Турецко-египетское вторжение в Мани — кампания Освободительной войны Греции 1821—1829 гг., которая была предпринята турецко-египетскими войсками летом 1826 г. и отмечено тремя основными сражениями: Сражение при Верга, Сражение у Диро, Сражение при Полиараво.





Предыстория

В конце 1825 г. Ибрагим, приёмный сын правителя Египта Мохаммеда Али, получив к этому времени контроль над юго-востоком и центром п-ва Пелопоннес (Осада Наварино (1825)), был призван на помощь османским войскам осаждавшим город Месолонгион (Третья осада Месолонгиона). После того, как в середине апреля 1826 г. голод вынудил героических защитников города прорываться и Месолонгион пал в руки османов, Ибрагим стал готовится к возвращению в Пелопоннес, чтобы продолжить дело подавления восстания на полуострове, отданного султаном на откуп египтянам.

Выжженная земля

30 апреля 1826 г. Ибрагим переправился из Средней Греции в Пелопоннес и выстроил свою армию в городе Патры. Послав часть своих сил на юг опустошать провинцию Элида, сам Ибрагим, во главе 7 тыс. солдат, оправился к Калаврита. Ибрагим следовал тактике выжженной земли. Везде, где проходила его армия, она оставляла за собой сожжённые села, уничтоженные посевы, виноградники и сады, оливковые рощи, забирала с собой всех животных, порабощала население. Население, бросив своё имущество, уходило в горы и искало спасение в лесах и пещерах. 5 мая у Кастраки военачальники Солиотис и Теохаропулос встали на пути Ибрагима и, сражаясь героически, вынудили Ибрагима лично возглавить атаку своих регулярных войск. [1]. После того как египтяне обошли фланги повстанцев, те были вынуждены отойти к, ещё в снегах, вершине горы Хелмос. За повстанцами стало уходить и население: женщины, дети, старики — 8 тыс. душ искали спасение у вершины. Египтяне устроили погоню за гражданским населением. Многие, включая и самих египтян, разбились, многие женщины и матери с младенцами в руках падали в пропасти, чтобы не попасть в рабство. [2]. В этом трагическом бегстве населения около 600 женщин и детей разбилось, 200 было убито египтянами и 250 было пленено. Ибрагим сжёг села вокруг Клукина и всё, что осталось от монастыря Св. Лавры, сожжённого годом ранее. 10 мая Ибрагим прибыл в Триполи.

• _Задания_:
[A] Изложите короче абзац текста о вторжении в Мани, начинающийся словами «В конце 1825 г. Ибрагим». Сохраните его основные факты.
[B] Повторите без изменений фрагмент текста о вторжении в Мани между словами «Турецко-египетское вторжение в» и «Сражение при Полиараво.» включительно.

• _Строки_:

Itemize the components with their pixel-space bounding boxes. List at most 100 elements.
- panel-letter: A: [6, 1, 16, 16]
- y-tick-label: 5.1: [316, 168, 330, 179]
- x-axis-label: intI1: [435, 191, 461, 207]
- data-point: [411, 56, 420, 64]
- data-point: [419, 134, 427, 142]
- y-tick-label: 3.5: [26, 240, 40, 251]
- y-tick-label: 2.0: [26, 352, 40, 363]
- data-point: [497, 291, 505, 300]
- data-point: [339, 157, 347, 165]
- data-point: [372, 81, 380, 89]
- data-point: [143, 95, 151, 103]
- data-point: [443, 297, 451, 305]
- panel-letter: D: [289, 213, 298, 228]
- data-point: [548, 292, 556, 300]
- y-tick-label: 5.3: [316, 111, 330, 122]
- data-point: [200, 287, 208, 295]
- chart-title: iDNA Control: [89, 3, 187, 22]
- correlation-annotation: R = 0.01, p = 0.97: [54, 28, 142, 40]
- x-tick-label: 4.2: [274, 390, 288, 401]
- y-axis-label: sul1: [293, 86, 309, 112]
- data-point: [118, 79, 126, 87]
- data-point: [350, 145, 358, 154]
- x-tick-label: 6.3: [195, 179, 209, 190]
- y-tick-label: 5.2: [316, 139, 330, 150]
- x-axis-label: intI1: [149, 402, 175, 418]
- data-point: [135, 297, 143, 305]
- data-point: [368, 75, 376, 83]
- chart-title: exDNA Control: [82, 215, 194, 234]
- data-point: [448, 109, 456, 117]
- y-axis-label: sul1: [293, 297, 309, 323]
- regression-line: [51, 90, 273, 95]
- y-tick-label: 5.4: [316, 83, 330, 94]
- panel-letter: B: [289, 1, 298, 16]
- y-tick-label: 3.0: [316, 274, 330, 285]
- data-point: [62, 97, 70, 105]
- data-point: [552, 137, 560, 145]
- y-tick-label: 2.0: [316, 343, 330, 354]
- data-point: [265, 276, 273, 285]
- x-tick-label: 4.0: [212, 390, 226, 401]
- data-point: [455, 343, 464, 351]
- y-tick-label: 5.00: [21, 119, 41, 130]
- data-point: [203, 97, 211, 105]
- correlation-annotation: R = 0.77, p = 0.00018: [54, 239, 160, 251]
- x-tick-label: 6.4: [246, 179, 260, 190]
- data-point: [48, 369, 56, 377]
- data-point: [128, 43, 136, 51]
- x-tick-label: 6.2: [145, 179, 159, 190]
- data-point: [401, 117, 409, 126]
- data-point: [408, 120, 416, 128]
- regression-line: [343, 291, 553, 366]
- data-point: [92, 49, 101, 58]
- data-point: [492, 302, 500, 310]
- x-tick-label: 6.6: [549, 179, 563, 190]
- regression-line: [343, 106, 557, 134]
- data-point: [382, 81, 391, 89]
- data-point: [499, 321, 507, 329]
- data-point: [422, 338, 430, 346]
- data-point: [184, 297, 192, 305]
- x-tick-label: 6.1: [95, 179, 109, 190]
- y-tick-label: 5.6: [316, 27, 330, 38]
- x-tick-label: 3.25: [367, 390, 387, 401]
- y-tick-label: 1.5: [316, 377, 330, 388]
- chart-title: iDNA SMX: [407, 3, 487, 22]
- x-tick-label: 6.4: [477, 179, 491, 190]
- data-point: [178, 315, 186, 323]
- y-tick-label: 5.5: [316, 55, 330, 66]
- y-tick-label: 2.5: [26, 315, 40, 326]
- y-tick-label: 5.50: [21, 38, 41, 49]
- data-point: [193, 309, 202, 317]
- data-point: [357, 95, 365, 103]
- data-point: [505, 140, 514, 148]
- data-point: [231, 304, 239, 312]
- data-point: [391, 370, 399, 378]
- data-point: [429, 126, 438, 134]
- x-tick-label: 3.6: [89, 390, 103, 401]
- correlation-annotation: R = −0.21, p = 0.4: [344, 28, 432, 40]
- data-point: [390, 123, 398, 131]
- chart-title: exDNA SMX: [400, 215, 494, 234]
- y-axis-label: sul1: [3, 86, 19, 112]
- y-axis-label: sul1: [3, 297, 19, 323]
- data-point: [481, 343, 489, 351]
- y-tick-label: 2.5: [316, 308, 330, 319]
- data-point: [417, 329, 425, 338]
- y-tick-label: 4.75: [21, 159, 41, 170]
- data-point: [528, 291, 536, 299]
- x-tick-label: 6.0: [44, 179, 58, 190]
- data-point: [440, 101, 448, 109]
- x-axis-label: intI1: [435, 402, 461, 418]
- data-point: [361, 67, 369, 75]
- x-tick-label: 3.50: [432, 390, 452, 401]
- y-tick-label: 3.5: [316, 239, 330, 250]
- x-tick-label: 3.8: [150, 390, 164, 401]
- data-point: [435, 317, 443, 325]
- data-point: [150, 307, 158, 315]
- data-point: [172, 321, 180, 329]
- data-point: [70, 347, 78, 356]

• _Ответы по заданиям_:
[A] В конце 1825 г. Ибрагима, приёмного сына правителя Египта Мохаммеда Али, призвали на помощь османским войскам, осаждавшим Месолонгион. К тому времени он уже контролировал юго-восток и центр Пелопоннеса. В середине апреля 1826 г. голод вынудил защитников города прорываться, и Месолонгион пал. После этого Ибрагим начал готовиться к возвращению на Пелопоннес. Там он должен был продолжить подавление восстания, которое султан отдал на откуп египтянам.

[B]
Турецко-египетское вторжение в Мани — кампания Освободительной войны Греции 1821—1829 гг., которая была предпринята турецко-египетскими войсками летом 1826 г. и отмечено тремя основными сражениями: Сражение при Верга, Сражение у Диро, Сражение при Полиараво.